[Figure data in JSON]
[start]

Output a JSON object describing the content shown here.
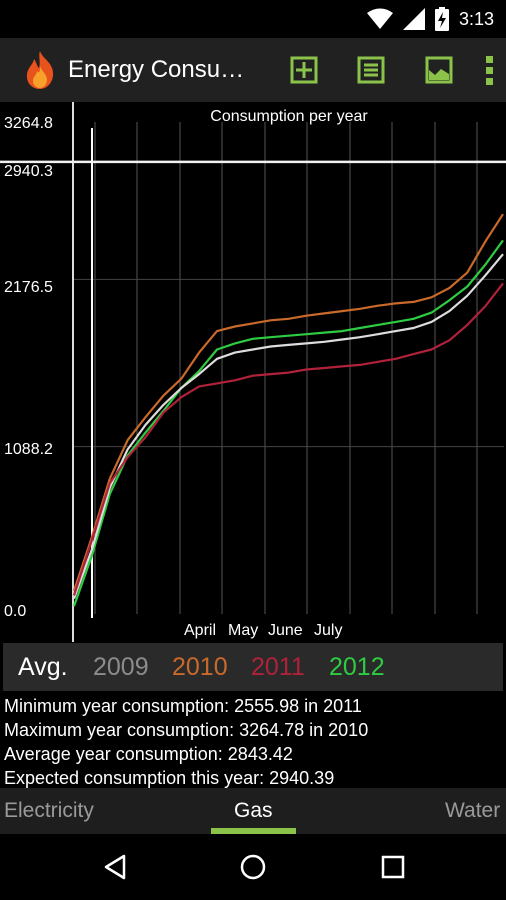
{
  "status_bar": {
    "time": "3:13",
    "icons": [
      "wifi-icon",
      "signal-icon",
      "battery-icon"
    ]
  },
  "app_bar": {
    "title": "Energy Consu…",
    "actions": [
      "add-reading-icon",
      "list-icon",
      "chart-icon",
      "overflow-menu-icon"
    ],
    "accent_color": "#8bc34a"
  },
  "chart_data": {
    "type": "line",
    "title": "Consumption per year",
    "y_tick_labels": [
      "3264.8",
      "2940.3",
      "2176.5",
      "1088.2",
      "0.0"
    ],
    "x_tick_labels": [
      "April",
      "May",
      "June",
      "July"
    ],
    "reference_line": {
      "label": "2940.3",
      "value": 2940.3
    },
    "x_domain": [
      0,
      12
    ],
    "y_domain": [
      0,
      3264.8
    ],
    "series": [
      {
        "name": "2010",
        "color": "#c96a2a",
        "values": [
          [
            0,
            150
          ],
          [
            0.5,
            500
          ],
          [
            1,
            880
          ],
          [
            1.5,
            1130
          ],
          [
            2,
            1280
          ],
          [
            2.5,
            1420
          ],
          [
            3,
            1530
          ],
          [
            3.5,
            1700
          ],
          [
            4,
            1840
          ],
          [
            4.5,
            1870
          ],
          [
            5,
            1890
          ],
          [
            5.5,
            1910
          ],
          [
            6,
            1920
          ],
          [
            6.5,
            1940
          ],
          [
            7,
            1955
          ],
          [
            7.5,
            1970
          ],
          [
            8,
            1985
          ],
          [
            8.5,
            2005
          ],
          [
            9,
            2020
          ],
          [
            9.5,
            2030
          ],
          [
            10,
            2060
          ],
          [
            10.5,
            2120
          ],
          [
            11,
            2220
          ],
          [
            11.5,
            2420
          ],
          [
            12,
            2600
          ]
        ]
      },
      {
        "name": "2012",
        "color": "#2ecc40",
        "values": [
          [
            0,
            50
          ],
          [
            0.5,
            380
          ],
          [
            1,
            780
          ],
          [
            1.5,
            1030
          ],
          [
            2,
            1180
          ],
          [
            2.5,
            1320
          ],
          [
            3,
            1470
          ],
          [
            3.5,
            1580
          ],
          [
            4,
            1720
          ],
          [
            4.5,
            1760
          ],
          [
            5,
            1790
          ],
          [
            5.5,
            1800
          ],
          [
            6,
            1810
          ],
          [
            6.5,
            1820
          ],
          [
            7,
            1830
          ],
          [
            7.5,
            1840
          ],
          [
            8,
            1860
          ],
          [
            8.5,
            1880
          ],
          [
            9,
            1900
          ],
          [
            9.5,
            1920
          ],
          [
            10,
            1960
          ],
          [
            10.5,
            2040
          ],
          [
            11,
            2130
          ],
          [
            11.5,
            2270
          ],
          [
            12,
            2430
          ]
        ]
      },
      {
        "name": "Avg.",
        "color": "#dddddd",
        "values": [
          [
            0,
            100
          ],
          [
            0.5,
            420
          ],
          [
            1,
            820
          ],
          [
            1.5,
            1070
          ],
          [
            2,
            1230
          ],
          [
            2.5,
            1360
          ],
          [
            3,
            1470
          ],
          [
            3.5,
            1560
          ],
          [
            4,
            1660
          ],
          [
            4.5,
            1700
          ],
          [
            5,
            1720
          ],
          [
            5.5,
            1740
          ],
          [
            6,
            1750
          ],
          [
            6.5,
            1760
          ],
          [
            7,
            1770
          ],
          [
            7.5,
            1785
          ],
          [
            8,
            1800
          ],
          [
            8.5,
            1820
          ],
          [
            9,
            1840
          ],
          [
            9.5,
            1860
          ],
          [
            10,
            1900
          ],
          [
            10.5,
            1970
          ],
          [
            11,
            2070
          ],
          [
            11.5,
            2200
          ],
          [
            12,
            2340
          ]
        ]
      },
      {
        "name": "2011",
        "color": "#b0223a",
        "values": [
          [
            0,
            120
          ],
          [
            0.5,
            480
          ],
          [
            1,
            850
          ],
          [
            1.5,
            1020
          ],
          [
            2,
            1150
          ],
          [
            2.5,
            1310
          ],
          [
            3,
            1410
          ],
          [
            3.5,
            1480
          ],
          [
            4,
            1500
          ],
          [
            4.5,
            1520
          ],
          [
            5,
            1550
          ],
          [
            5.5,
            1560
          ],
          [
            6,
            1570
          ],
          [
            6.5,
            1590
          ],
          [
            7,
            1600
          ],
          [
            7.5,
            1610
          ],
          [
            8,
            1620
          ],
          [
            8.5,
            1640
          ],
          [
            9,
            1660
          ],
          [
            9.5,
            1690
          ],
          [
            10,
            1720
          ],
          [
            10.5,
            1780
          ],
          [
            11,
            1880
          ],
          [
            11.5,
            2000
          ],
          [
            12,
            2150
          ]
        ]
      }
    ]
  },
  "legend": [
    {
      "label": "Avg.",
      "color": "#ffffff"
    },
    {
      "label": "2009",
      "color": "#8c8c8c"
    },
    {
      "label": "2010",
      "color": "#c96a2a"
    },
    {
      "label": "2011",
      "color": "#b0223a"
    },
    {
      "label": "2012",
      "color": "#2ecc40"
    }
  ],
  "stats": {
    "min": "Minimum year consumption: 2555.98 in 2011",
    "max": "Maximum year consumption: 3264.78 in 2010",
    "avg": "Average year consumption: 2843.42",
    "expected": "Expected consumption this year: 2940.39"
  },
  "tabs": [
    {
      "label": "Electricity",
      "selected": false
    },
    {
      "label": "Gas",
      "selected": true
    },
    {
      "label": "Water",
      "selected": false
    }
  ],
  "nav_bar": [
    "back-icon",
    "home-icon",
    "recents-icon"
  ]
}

[end]

* [Required task]:
Do not include the images; transcribe the rest of the listing exactly.

* [Full answer]:
Output a JSON object describing the content shown here.
{
  "status_bar": {
    "time": "3:13",
    "icons": [
      "wifi-icon",
      "signal-icon",
      "battery-icon"
    ]
  },
  "app_bar": {
    "title": "Energy Consu…",
    "actions": [
      "add-reading-icon",
      "list-icon",
      "chart-icon",
      "overflow-menu-icon"
    ],
    "accent_color": "#8bc34a"
  },
  "chart_data": {
    "type": "line",
    "title": "Consumption per year",
    "y_tick_labels": [
      "3264.8",
      "2940.3",
      "2176.5",
      "1088.2",
      "0.0"
    ],
    "x_tick_labels": [
      "April",
      "May",
      "June",
      "July"
    ],
    "reference_line": {
      "label": "2940.3",
      "value": 2940.3
    },
    "x_domain": [
      0,
      12
    ],
    "y_domain": [
      0,
      3264.8
    ],
    "series": [
      {
        "name": "2010",
        "color": "#c96a2a",
        "values": [
          [
            0,
            150
          ],
          [
            0.5,
            500
          ],
          [
            1,
            880
          ],
          [
            1.5,
            1130
          ],
          [
            2,
            1280
          ],
          [
            2.5,
            1420
          ],
          [
            3,
            1530
          ],
          [
            3.5,
            1700
          ],
          [
            4,
            1840
          ],
          [
            4.5,
            1870
          ],
          [
            5,
            1890
          ],
          [
            5.5,
            1910
          ],
          [
            6,
            1920
          ],
          [
            6.5,
            1940
          ],
          [
            7,
            1955
          ],
          [
            7.5,
            1970
          ],
          [
            8,
            1985
          ],
          [
            8.5,
            2005
          ],
          [
            9,
            2020
          ],
          [
            9.5,
            2030
          ],
          [
            10,
            2060
          ],
          [
            10.5,
            2120
          ],
          [
            11,
            2220
          ],
          [
            11.5,
            2420
          ],
          [
            12,
            2600
          ]
        ]
      },
      {
        "name": "2012",
        "color": "#2ecc40",
        "values": [
          [
            0,
            50
          ],
          [
            0.5,
            380
          ],
          [
            1,
            780
          ],
          [
            1.5,
            1030
          ],
          [
            2,
            1180
          ],
          [
            2.5,
            1320
          ],
          [
            3,
            1470
          ],
          [
            3.5,
            1580
          ],
          [
            4,
            1720
          ],
          [
            4.5,
            1760
          ],
          [
            5,
            1790
          ],
          [
            5.5,
            1800
          ],
          [
            6,
            1810
          ],
          [
            6.5,
            1820
          ],
          [
            7,
            1830
          ],
          [
            7.5,
            1840
          ],
          [
            8,
            1860
          ],
          [
            8.5,
            1880
          ],
          [
            9,
            1900
          ],
          [
            9.5,
            1920
          ],
          [
            10,
            1960
          ],
          [
            10.5,
            2040
          ],
          [
            11,
            2130
          ],
          [
            11.5,
            2270
          ],
          [
            12,
            2430
          ]
        ]
      },
      {
        "name": "Avg.",
        "color": "#dddddd",
        "values": [
          [
            0,
            100
          ],
          [
            0.5,
            420
          ],
          [
            1,
            820
          ],
          [
            1.5,
            1070
          ],
          [
            2,
            1230
          ],
          [
            2.5,
            1360
          ],
          [
            3,
            1470
          ],
          [
            3.5,
            1560
          ],
          [
            4,
            1660
          ],
          [
            4.5,
            1700
          ],
          [
            5,
            1720
          ],
          [
            5.5,
            1740
          ],
          [
            6,
            1750
          ],
          [
            6.5,
            1760
          ],
          [
            7,
            1770
          ],
          [
            7.5,
            1785
          ],
          [
            8,
            1800
          ],
          [
            8.5,
            1820
          ],
          [
            9,
            1840
          ],
          [
            9.5,
            1860
          ],
          [
            10,
            1900
          ],
          [
            10.5,
            1970
          ],
          [
            11,
            2070
          ],
          [
            11.5,
            2200
          ],
          [
            12,
            2340
          ]
        ]
      },
      {
        "name": "2011",
        "color": "#b0223a",
        "values": [
          [
            0,
            120
          ],
          [
            0.5,
            480
          ],
          [
            1,
            850
          ],
          [
            1.5,
            1020
          ],
          [
            2,
            1150
          ],
          [
            2.5,
            1310
          ],
          [
            3,
            1410
          ],
          [
            3.5,
            1480
          ],
          [
            4,
            1500
          ],
          [
            4.5,
            1520
          ],
          [
            5,
            1550
          ],
          [
            5.5,
            1560
          ],
          [
            6,
            1570
          ],
          [
            6.5,
            1590
          ],
          [
            7,
            1600
          ],
          [
            7.5,
            1610
          ],
          [
            8,
            1620
          ],
          [
            8.5,
            1640
          ],
          [
            9,
            1660
          ],
          [
            9.5,
            1690
          ],
          [
            10,
            1720
          ],
          [
            10.5,
            1780
          ],
          [
            11,
            1880
          ],
          [
            11.5,
            2000
          ],
          [
            12,
            2150
          ]
        ]
      }
    ]
  },
  "legend": [
    {
      "label": "Avg.",
      "color": "#ffffff"
    },
    {
      "label": "2009",
      "color": "#8c8c8c"
    },
    {
      "label": "2010",
      "color": "#c96a2a"
    },
    {
      "label": "2011",
      "color": "#b0223a"
    },
    {
      "label": "2012",
      "color": "#2ecc40"
    }
  ],
  "stats": {
    "min": "Minimum year consumption: 2555.98 in 2011",
    "max": "Maximum year consumption: 3264.78 in 2010",
    "avg": "Average year consumption: 2843.42",
    "expected": "Expected consumption this year: 2940.39"
  },
  "tabs": [
    {
      "label": "Electricity",
      "selected": false
    },
    {
      "label": "Gas",
      "selected": true
    },
    {
      "label": "Water",
      "selected": false
    }
  ],
  "nav_bar": [
    "back-icon",
    "home-icon",
    "recents-icon"
  ]
}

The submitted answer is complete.